**REQUIRED WORK**
From the entries below, count the lines with "name". Write only the count.
╭─ DATA SUPPLIED
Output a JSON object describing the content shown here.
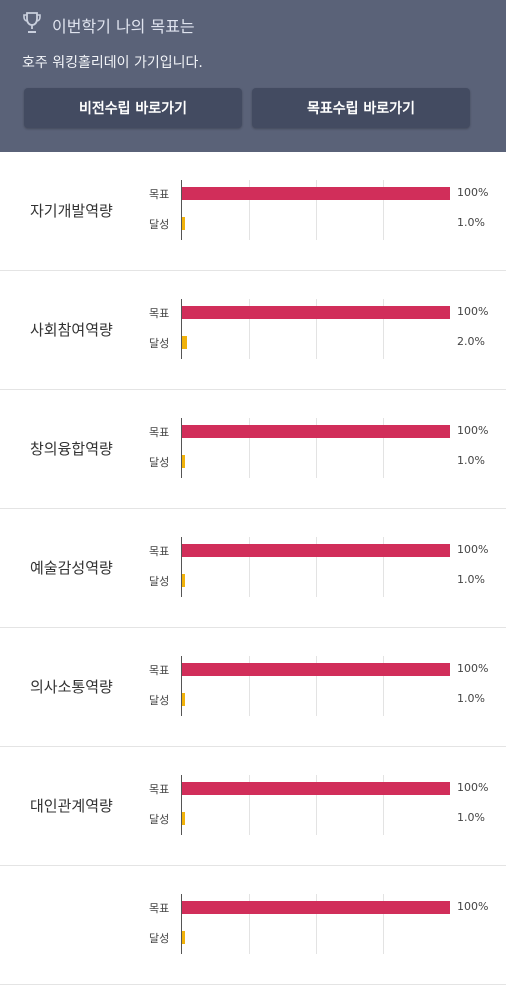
{
  "header": {
    "title": "이번학기 나의 목표는",
    "goal": "호주 워킹홀리데이 가기입니다.",
    "buttons": {
      "vision": "비전수립 바로가기",
      "goal": "목표수립 바로가기"
    },
    "icon": "trophy-icon",
    "colors": {
      "bg": "#5a6278",
      "button": "#434b61"
    }
  },
  "chart_colors": {
    "goal": "#d12e5a",
    "achieved": "#f1b20a"
  },
  "chart_data": {
    "type": "bar",
    "orientation": "horizontal",
    "series_labels": [
      "목표",
      "달성"
    ],
    "xlim": [
      0,
      100
    ],
    "competencies": [
      {
        "name": "자기개발역량",
        "goal": 100,
        "achieved": 1.0,
        "goal_label": "100%",
        "achieved_label": "1.0%"
      },
      {
        "name": "사회참여역량",
        "goal": 100,
        "achieved": 2.0,
        "goal_label": "100%",
        "achieved_label": "2.0%"
      },
      {
        "name": "창의융합역량",
        "goal": 100,
        "achieved": 1.0,
        "goal_label": "100%",
        "achieved_label": "1.0%"
      },
      {
        "name": "예술감성역량",
        "goal": 100,
        "achieved": 1.0,
        "goal_label": "100%",
        "achieved_label": "1.0%"
      },
      {
        "name": "의사소통역량",
        "goal": 100,
        "achieved": 1.0,
        "goal_label": "100%",
        "achieved_label": "1.0%"
      },
      {
        "name": "대인관계역량",
        "goal": 100,
        "achieved": 1.0,
        "goal_label": "100%",
        "achieved_label": "1.0%"
      },
      {
        "name": "",
        "goal": 100,
        "achieved": 1.0,
        "goal_label": "100%",
        "achieved_label": ""
      }
    ]
  }
}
╰─
**ANSWER TO THE EXERCISE**
7